**TO BE DONE:**
Answer these questions from the opinion piece on India and Russia, one per line:
1. What do India's relations with Russia have that its ties with Ukraine lack?
2. With which two countries does the piece say India has decades-old conflicts?
3. Where does the piece place the current Chinese aggression against India?

**DOCUMENT TEXT:**
================================
Opinion

Why India must not join the West in demonising Russia

India has had strong traditional ties with Russia. After the break-up of the Soviet Union and the emergence of Ukraine as an independent country, India has had friendly ties with it. Our relations with Russia have, of course, a historical depth, which is lacking in our ties with Ukraine. This has to condition our thinking and policies in the current Russia-Ukraine conflict.

The issue of a security architecture in Europe based on the West’s strategy of expanding NATO eastwards or one responding to Russia’s concept of “indivisible security” has been of concern to India only to the extent that US/EU-Russia tensions leading to the imposition of a series of sanctions on Russia by the West have presented challenges to our diplomacy. We have had to protect our national interest by steering our way through, on the one hand, expanding ties with the US and strong ties with major European powers, and, on the other, our “time-tested” trustworthy ties with Russia.


Our interests are not served by choosing sides in the current conflict between the West and Russia over Ukraine. We are not in alliance with either side and therefore have no treaty obligations to honour. Those who say we should choose sides should tell us which country has chosen sides in the decades old conflicts we have with China and Pakistan. Even our own neighbours have not, despite the power differential between us and them.

The US-China economic relationship is the biggest in the world at the bilateral level and remains so despite China designated as an adversary and the current tensions over Taiwan. The US has over many years helped build communist China that neither believes in a free economy nor free people into a major power, in preference to a democratic India. The US-China relationship continues despite the current Chinese aggression against India in Ladakh. The US has not chosen between India and Pakistan despite the latter’s involvement in terrorism against India over decades and periodic triggering of military conflicts. Europe has not chosen between India and Pakistan or India and China. It has ties with our adversaries to the degree they serve individual country or collective interests.
================================
**SUPPLIED DATA:**
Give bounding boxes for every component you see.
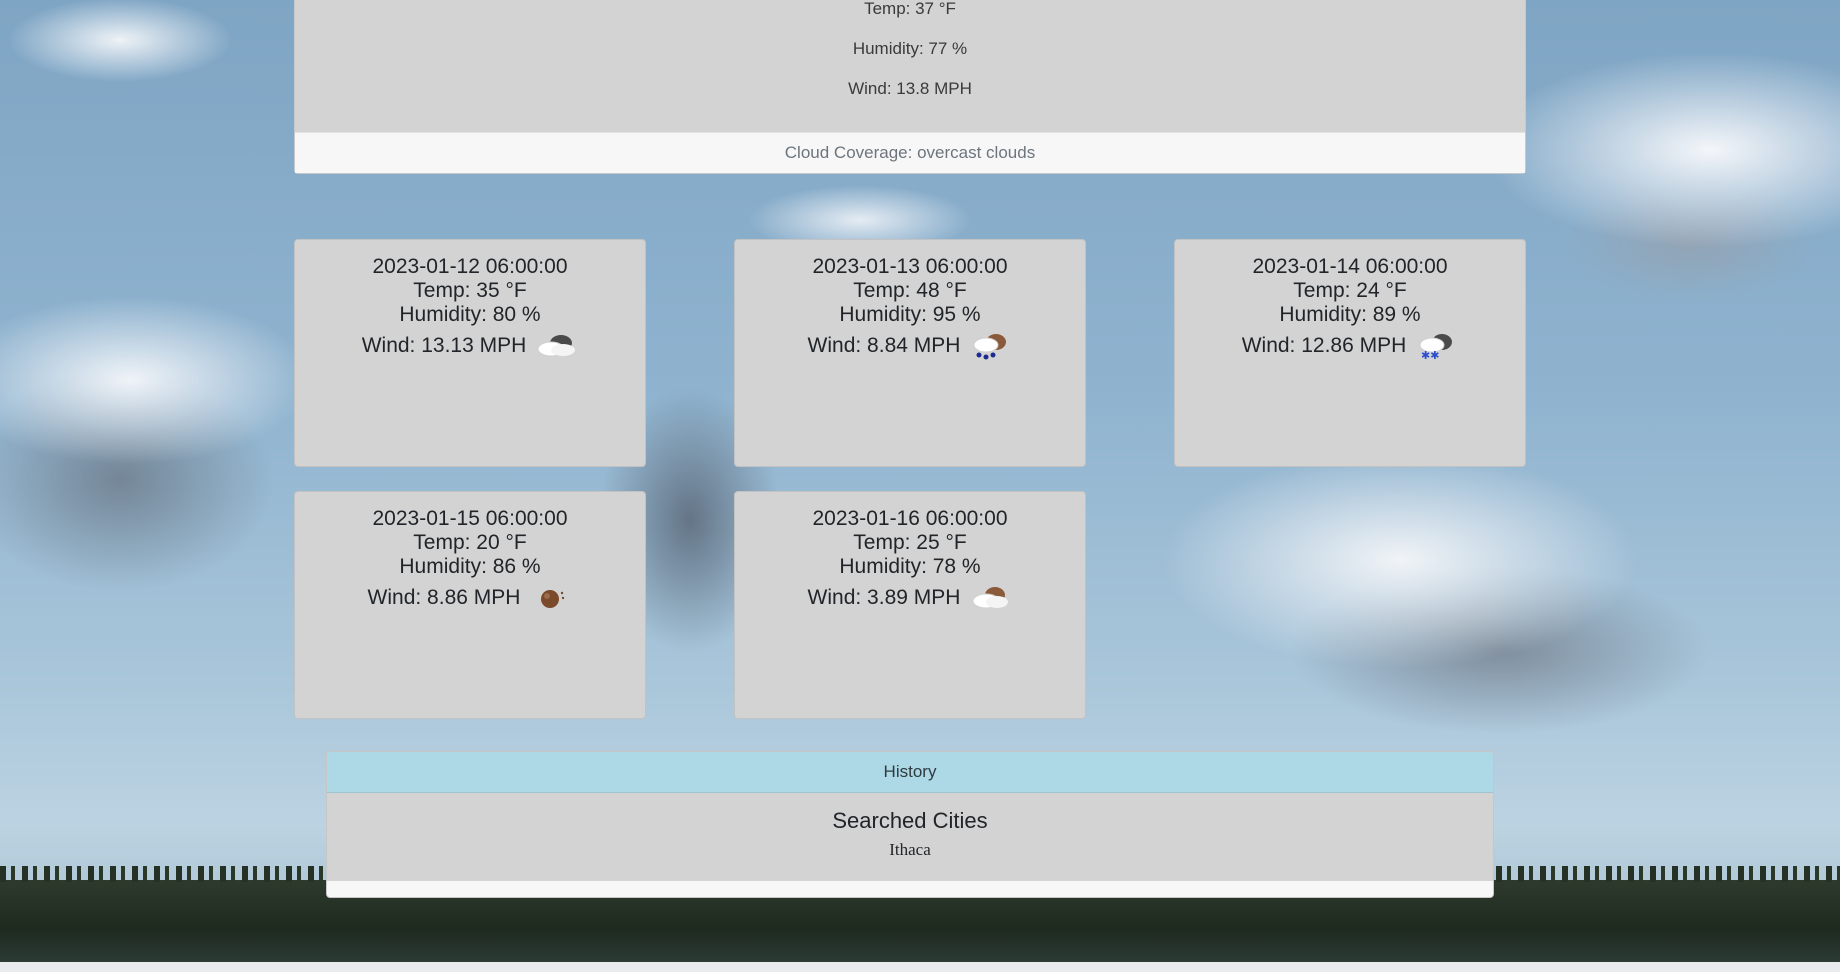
================================
**SOLUTION BELOW:**
1. A historical depth.
2. China and Pakistan.
3. In Ladakh.